To do -
How many lines of these entries hold the string "data"? Answer with the number alone.

Record set -
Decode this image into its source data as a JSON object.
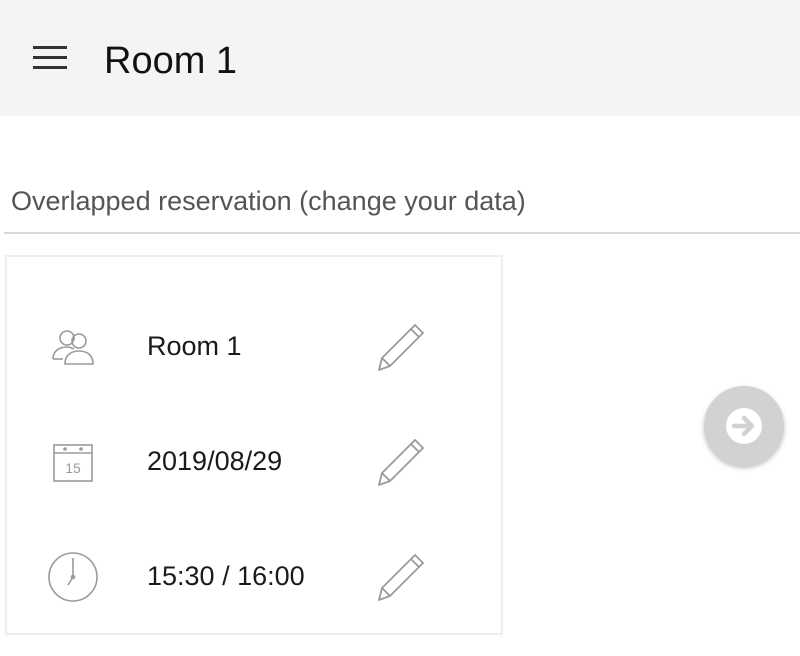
{
  "header": {
    "title": "Room 1",
    "menu_icon": "hamburger-menu-icon",
    "background": "#f4f4f4"
  },
  "message": "Overlapped reservation (change your data)",
  "reservation": {
    "room": {
      "icon": "people-icon",
      "value": "Room 1"
    },
    "date": {
      "icon": "calendar-icon",
      "value": "2019/08/29",
      "calendar_day": "15"
    },
    "time": {
      "icon": "clock-icon",
      "value": "15:30 / 16:00"
    }
  },
  "edit_icon": "pencil-icon",
  "next_button": {
    "icon": "arrow-right-icon",
    "color": "#d2d2d2"
  }
}
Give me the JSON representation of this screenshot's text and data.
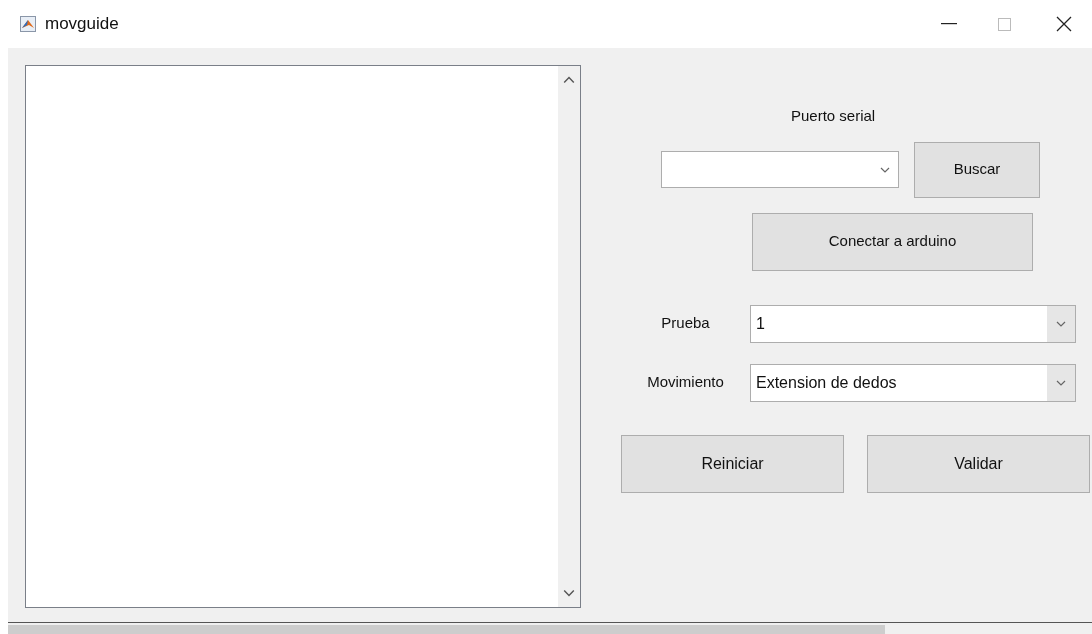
{
  "window": {
    "title": "movguide"
  },
  "serial": {
    "label": "Puerto serial",
    "search_button": "Buscar",
    "connect_button": "Conectar a arduino"
  },
  "fields": [
    {
      "label": "Prueba",
      "value": "1"
    },
    {
      "label": "Movimiento",
      "value": "Extension de dedos"
    }
  ],
  "buttons": [
    "Reiniciar",
    "Validar"
  ]
}
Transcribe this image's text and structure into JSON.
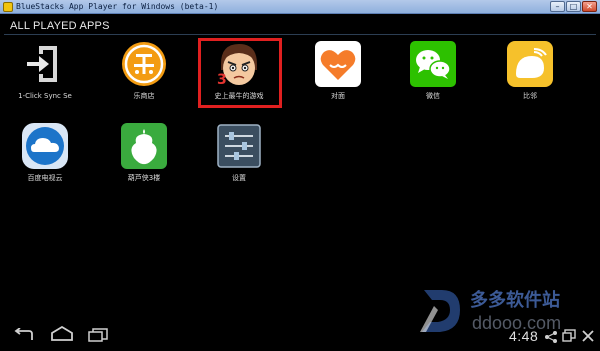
{
  "window": {
    "title": "BlueStacks App Player for Windows (beta-1)",
    "min_symbol": "–",
    "max_symbol": "□",
    "close_symbol": "✕"
  },
  "section": {
    "title": "ALL PLAYED APPS"
  },
  "apps": [
    {
      "label": "1-Click Sync Se",
      "icon": "sync-arrow-icon"
    },
    {
      "label": "乐商店",
      "icon": "le-store-icon"
    },
    {
      "label": "史上最牛的游戏",
      "icon": "angry-face-game-icon",
      "highlighted": true
    },
    {
      "label": "对面",
      "icon": "heart-chat-icon"
    },
    {
      "label": "微信",
      "icon": "wechat-icon"
    },
    {
      "label": "比邻",
      "icon": "bilin-icon"
    },
    {
      "label": "百度电视云",
      "icon": "baidu-cloud-icon"
    },
    {
      "label": "葫芦侠3楼",
      "icon": "gourd-icon"
    },
    {
      "label": "设置",
      "icon": "settings-sliders-icon"
    }
  ],
  "navbar": {
    "clock": "4:48",
    "back_icon": "back-icon",
    "home_icon": "home-icon",
    "recents_icon": "recents-icon",
    "share_icon": "share-icon",
    "screen_icon": "screen-icon",
    "close_icon": "close-icon"
  },
  "watermark": {
    "text1": "多多软件站",
    "text2": "ddooo.com"
  },
  "colors": {
    "highlight": "#e02020",
    "background": "#000000",
    "titlebar": "#a9c1e6"
  }
}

Complete response -
3